Inside the royal art of the Kingdom of Benin: how the Edo built a five-hundred-year archive in brass, who Queen Idia was, and what's coming home now.
In 1668, a Dutch geographer named Olfert Dapper sat in Amsterdam writing about a city he had never seen. He worked from the accounts of European traders and missionaries who had travelled there and returned astonished. The city was Benin, deep in the rainforest of present-day southern Nigeria. Around it ran vast earthworks of wall and moat that early visitors struggled to describe properly. Modern archaeologists estimate the system stretched for more than sixteen thousand kilometres in total, making it one of the largest ancient earthwork systems ever recorded.
Inside the walls, Dapper wrote, the king’s court rivalled the Dutch city of Haarlem in size. The palace complex contained galleries and reception halls large enough to impress merchants who knew Amsterdam well. The streets were unusually broad and straight for the period. Visitors repeatedly remarked on how orderly the city appeared. At the centre stood the royal palace, which had a maze of courtyards, each with its own rank and access. The innermost spaces belonged to the Oba, the sacred king at the centre of Edo political and spiritual life.
The walls of the palace were covered in brass.
Thousands of cast plaques lined the wooden pillars and inner walls of the royal compound. Most were rectangular reliefs showing scenes from court life and state ritual, including the Oba on horseback, attendants carrying ceremonial swords, military officers in leopard-skin tunics, queen mothers in tall ukpe-okhue “parrot’s beak” headdresses, Portuguese traders with long beards and feathered hats, court ceremonies, war processions, and foreign delegations arriving with gifts. The plaques ran in dense rows around the courtyards, turning the palace itself into a record of the kingdom and the dynasty that ruled it.
Beyond the plaques stood ancestral altars crowded with brass heads of past Obas and queen mothers. There were ivory tusks carved with court figures and Portuguese merchants, brass leopards for the royal court, ceremonial swords, hip pendants, and ritual objects used in palace ceremonies. The Edo had built, over the course of five centuries, the most concentrated royal art collection in West Africa.
Today these works are collectively known as the Benin Bronzes, which is a misleading label. Most are brass rather than bronze, cast from copper alloys that often included melted manillas imported by European traders. They also do not come from the modern Republic of Benin, but from the older Kingdom of Benin, an Edo state in southern Nigeria. Its royal dynasty still sits on the throne in Benin City.

Required work
1 - Turn the paragraph of the Benin article that begins "Thousands of cast plaques" into a short bulleted list that keeps its main facts.
2 - Echo everything in the Benin article from "In 1668, a Dutch" down to "systems ever recorded.".
The entries below come from a separate source.

Recorded information
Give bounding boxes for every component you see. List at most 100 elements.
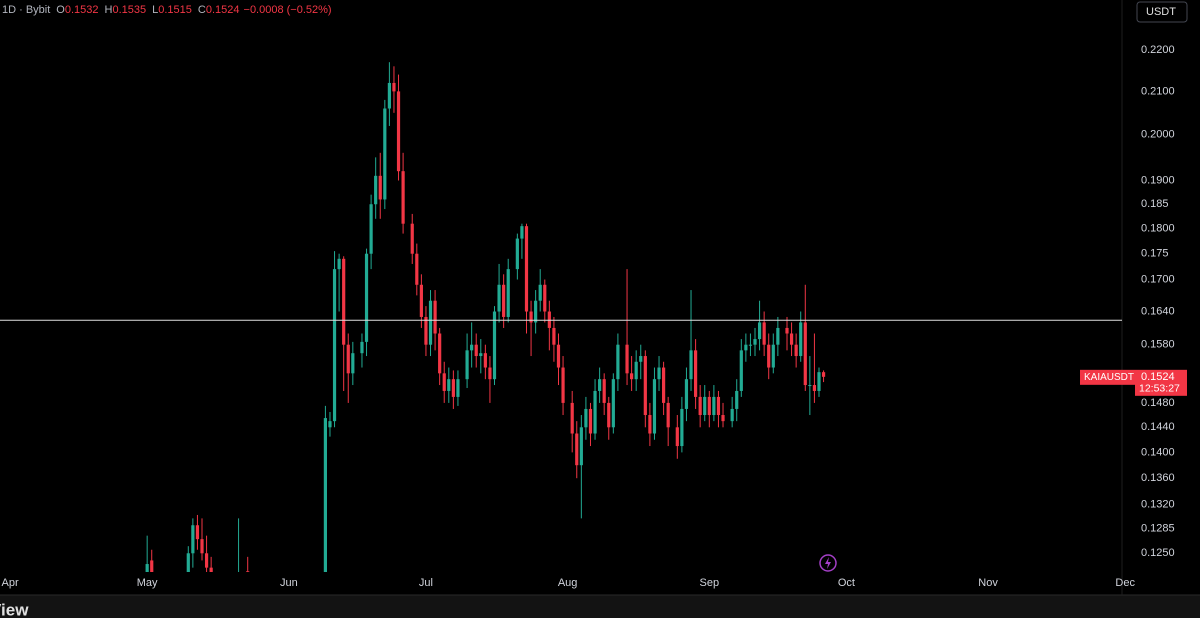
- candle-body: [401, 171, 405, 224]
- candle-body: [657, 367, 661, 380]
- candle-body: [497, 284, 501, 312]
- y-tick-label: 0.1480: [1141, 397, 1175, 409]
- candle-body: [625, 344, 629, 374]
- candle-body: [707, 396, 711, 416]
- candle-body: [799, 322, 803, 357]
- y-tick-label: 0.1400: [1141, 446, 1175, 458]
- candle-body: [451, 379, 455, 397]
- candle-body: [666, 402, 670, 428]
- legend-key: O: [56, 4, 65, 16]
- candle-body: [634, 361, 638, 380]
- candle-body: [543, 284, 547, 312]
- x-tick-label: Aug: [558, 577, 578, 589]
- candle-body: [762, 322, 766, 345]
- candle-body: [776, 327, 780, 345]
- lightning-icon[interactable]: [819, 554, 837, 572]
- candles: [145, 62, 826, 572]
- candle-body: [456, 379, 460, 397]
- x-tick-label: Sep: [700, 577, 720, 589]
- candle-body: [789, 333, 794, 345]
- y-tick-label: 0.1640: [1141, 305, 1175, 317]
- currency-label[interactable]: USDT: [1146, 6, 1176, 18]
- candle-body: [648, 415, 652, 434]
- candle-body: [150, 560, 154, 572]
- legend-value: 0.1524: [206, 4, 240, 16]
- candle-body: [794, 344, 798, 357]
- legend-value: 0.1535: [112, 4, 146, 16]
- candle-body: [675, 427, 679, 447]
- y-tick-label: 0.1900: [1141, 174, 1175, 186]
- candle-body: [204, 553, 209, 568]
- candle-body: [515, 238, 519, 270]
- candle-body: [387, 82, 391, 109]
- candle-body: [693, 350, 698, 397]
- candle-body: [547, 311, 551, 328]
- candle-body: [328, 421, 332, 428]
- candle-body: [689, 350, 693, 380]
- candle-body: [630, 373, 634, 380]
- candle-body: [593, 390, 597, 434]
- candle-body: [616, 344, 620, 380]
- candle-body: [360, 341, 364, 354]
- candle-body: [579, 427, 583, 466]
- y-tick-label: 0.1320: [1141, 499, 1175, 511]
- currency-button[interactable]: [1136, 1, 1188, 23]
- x-tick-label: Jul: [419, 577, 433, 589]
- candle-body: [351, 353, 355, 374]
- candle-body: [474, 344, 478, 357]
- legend-key: C: [198, 4, 206, 16]
- candle-body: [698, 396, 702, 416]
- candle-body: [383, 108, 387, 200]
- legend-change: −0.0008 (−0.52%): [244, 4, 332, 16]
- candle-body: [470, 344, 474, 351]
- candle-body: [662, 367, 666, 403]
- candle-body: [556, 344, 561, 368]
- legend-value: 0.1532: [65, 4, 99, 16]
- candle-body: [598, 379, 602, 391]
- candle-body: [785, 327, 789, 334]
- x-tick-label: Dec: [1115, 577, 1135, 589]
- candle-body: [374, 175, 378, 205]
- y-tick-label: 0.175: [1141, 248, 1169, 260]
- candle-body: [712, 396, 716, 416]
- candle-body: [479, 353, 483, 357]
- y-tick-label: 0.1440: [1141, 421, 1175, 433]
- logo-text: View: [0, 600, 29, 618]
- candle-body: [821, 372, 826, 377]
- candle-body: [584, 408, 588, 428]
- candle-body: [424, 316, 428, 345]
- candle-body: [575, 433, 579, 466]
- candle-body: [378, 175, 382, 200]
- symbol-tag: [1080, 369, 1135, 385]
- candle-body: [753, 339, 757, 345]
- candle-body: [771, 344, 775, 368]
- candle-body: [337, 258, 341, 270]
- candle-body: [739, 350, 743, 391]
- x-tick-label: Nov: [978, 577, 998, 589]
- x-tick-label: Jun: [280, 577, 298, 589]
- candle-body: [716, 396, 721, 416]
- candle-body: [332, 269, 337, 422]
- candle-body: [195, 525, 200, 540]
- legend-key: L: [152, 4, 158, 16]
- candle-body: [735, 390, 739, 409]
- candle-body: [529, 311, 533, 323]
- candle-body: [744, 344, 748, 351]
- footer-bar: [0, 595, 1200, 618]
- y-tick-label: 0.185: [1141, 198, 1169, 210]
- candle-body: [607, 402, 611, 428]
- candle-body: [369, 204, 373, 254]
- candle-body: [364, 253, 369, 342]
- candle-body: [570, 402, 574, 434]
- candle-body: [483, 353, 487, 368]
- candle-body: [506, 269, 510, 317]
- candle-body: [520, 226, 524, 239]
- price-tag-label: 0.1524: [1141, 371, 1175, 383]
- y-tick-label: 0.2100: [1141, 85, 1175, 97]
- candle-body: [342, 258, 346, 345]
- candle-body: [488, 367, 492, 380]
- y-tick-label: 0.2200: [1141, 44, 1175, 56]
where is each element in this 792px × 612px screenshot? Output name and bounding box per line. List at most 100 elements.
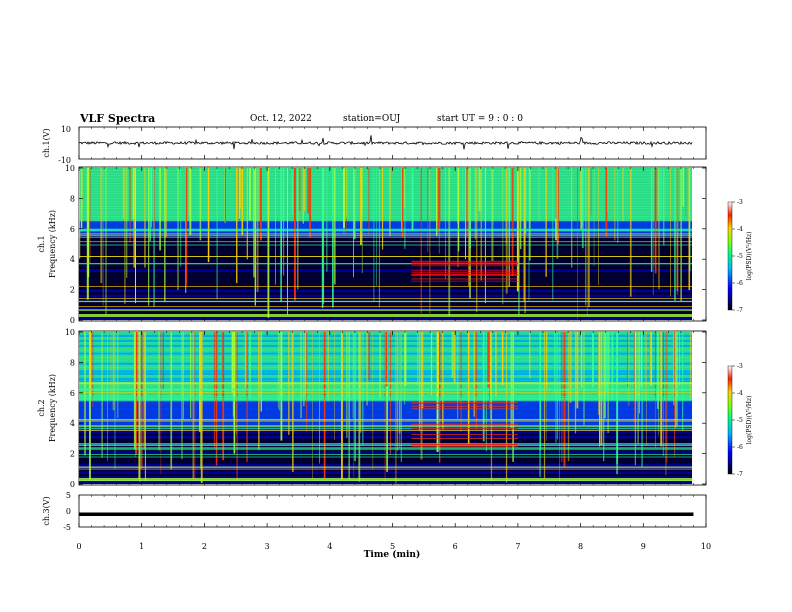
sferic-streak (598, 332, 599, 415)
sferic-streak (249, 168, 251, 221)
enhanced-emission (411, 405, 518, 407)
sferic-streak (430, 332, 433, 395)
spectrogram-band (79, 200, 692, 204)
sferic-streak (474, 168, 476, 240)
sferic-streak (569, 332, 572, 403)
low-frequency-band (79, 478, 692, 481)
sferic-streak (592, 332, 594, 388)
sferic-streak (453, 332, 456, 383)
date-label: Oct. 12, 2022 (250, 114, 312, 124)
sferic-streak (112, 332, 115, 411)
ch1-spec-label: ch.1 (37, 235, 46, 252)
sferic-streak (207, 168, 210, 263)
narrowband-line (79, 445, 692, 446)
spectrogram-band (79, 180, 692, 184)
sferic-streak (89, 332, 91, 480)
sferic-streak (194, 332, 196, 481)
sferic-streak (267, 168, 270, 318)
sferic-streak (291, 168, 293, 215)
sferic-streak (502, 168, 504, 305)
ch2-spec-label: ch.2 (37, 399, 46, 416)
sferic-streak (126, 168, 128, 278)
sferic-streak (439, 332, 441, 463)
sferic-streak (682, 332, 684, 431)
sferic-streak (657, 168, 659, 215)
spectrogram-band (79, 269, 692, 273)
enhanced-emission (411, 423, 518, 425)
narrowband-line (79, 430, 692, 431)
sferic-streak (650, 332, 652, 386)
sferic-streak (92, 332, 94, 407)
sferic-streak (593, 168, 595, 267)
sferic-streak (162, 332, 164, 390)
sferic-streak (576, 332, 579, 409)
narrowband-line (79, 286, 692, 287)
sferic-streak (360, 168, 362, 246)
sferic-streak (520, 168, 522, 250)
enhanced-emission (411, 444, 518, 446)
sferic-streak (476, 168, 478, 313)
sferic-streak (478, 168, 481, 212)
sferic-streak (149, 168, 151, 242)
sferic-streak (545, 168, 547, 277)
sferic-streak (404, 332, 407, 386)
spectrogram-band (79, 294, 692, 298)
sferic-streak (468, 168, 470, 287)
narrowband-line (79, 456, 692, 458)
sferic-streak (354, 168, 356, 240)
sferic-streak (582, 168, 583, 227)
sferic-streak (420, 332, 423, 460)
sferic-streak (510, 332, 512, 429)
sferic-streak (225, 168, 226, 223)
sferic-streak (590, 168, 592, 216)
sferic-streak (676, 168, 679, 295)
enhanced-emission (411, 278, 518, 280)
sferic-streak (482, 332, 485, 442)
narrowband-line (79, 300, 692, 302)
enhanced-emission (411, 262, 518, 264)
enhanced-emission (411, 273, 518, 275)
x-tick-label: 1 (139, 542, 144, 551)
enhanced-emission (411, 427, 518, 429)
sferic-streak (140, 332, 143, 469)
sferic-streak (346, 332, 348, 438)
narrowband-line (79, 383, 692, 385)
sferic-streak (323, 168, 325, 304)
sferic-streak (616, 332, 619, 475)
y-tick-label: 0 (70, 480, 75, 489)
sferic-streak (557, 332, 558, 440)
sferic-streak (300, 332, 302, 419)
sferic-streak (634, 332, 636, 466)
sferic-streak (291, 332, 292, 388)
sferic-streak (465, 168, 468, 236)
x-tick-label: 9 (641, 542, 646, 551)
colorbar-ch2-label: log(PSD)(V²/Hz) (746, 396, 753, 445)
sferic-streak (280, 332, 283, 441)
narrowband-line (79, 390, 692, 392)
sferic-streak (309, 168, 312, 237)
sferic-streak (239, 168, 242, 210)
sferic-streak (489, 332, 490, 409)
y-tick-label: 4 (70, 255, 75, 264)
colorbar-ch1: -3 -4 -5 -6 -7 log(PSD)(V²/Hz) (727, 199, 753, 314)
x-tick-label: 7 (515, 542, 520, 551)
sferic-streak (376, 168, 377, 286)
spectrogram-band (79, 481, 692, 484)
sferic-streak (543, 332, 546, 479)
sferic-streak (546, 332, 547, 441)
colorbar-tick-label: -7 (737, 471, 743, 478)
spectrogram-band (79, 185, 692, 189)
sferic-streak (346, 168, 348, 218)
sferic-streak (100, 168, 103, 283)
sferic-streak (571, 168, 573, 268)
sferic-streak (605, 332, 608, 393)
sferic-streak (451, 332, 454, 378)
colorbar-tick-label: -3 (737, 363, 743, 370)
sferic-streak (249, 332, 251, 398)
narrowband-line (79, 397, 692, 399)
narrowband-line (79, 400, 692, 402)
sferic-streak (312, 332, 313, 480)
colorbar-tick-label: -5 (737, 253, 743, 260)
sferic-streak (640, 332, 642, 388)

Outputs for the tasks
1 -
- Thousands of cast plaques lined the wooden pillars and inner walls of the royal compound.
- Most were rectangular reliefs of court life and state ritual, showing:
  - the Oba on horseback
  - attendants with ceremonial swords
  - military officers in leopard-skin tunics
  - queen mothers in tall ukpe-okhue "parrot's beak" headdresses
  - bearded Portuguese traders in feathered hats
  - court ceremonies and war processions
  - foreign delegations arriving with gifts
- Set in dense rows around the courtyards, they made the palace a record of the kingdom and its ruling dynasty.

2 -
In 1668, a Dutch geographer named Olfert Dapper sat in Amsterdam writing about a city he had never seen. He worked from the accounts of European traders and missionaries who had travelled there and returned astonished. The city was Benin, deep in the rainforest of present-day southern Nigeria. Around it ran vast earthworks of wall and moat that early visitors struggled to describe properly. Modern archaeologists estimate the system stretched for more than sixteen thousand kilometres in total, making it one of the largest ancient earthwork systems ever recorded.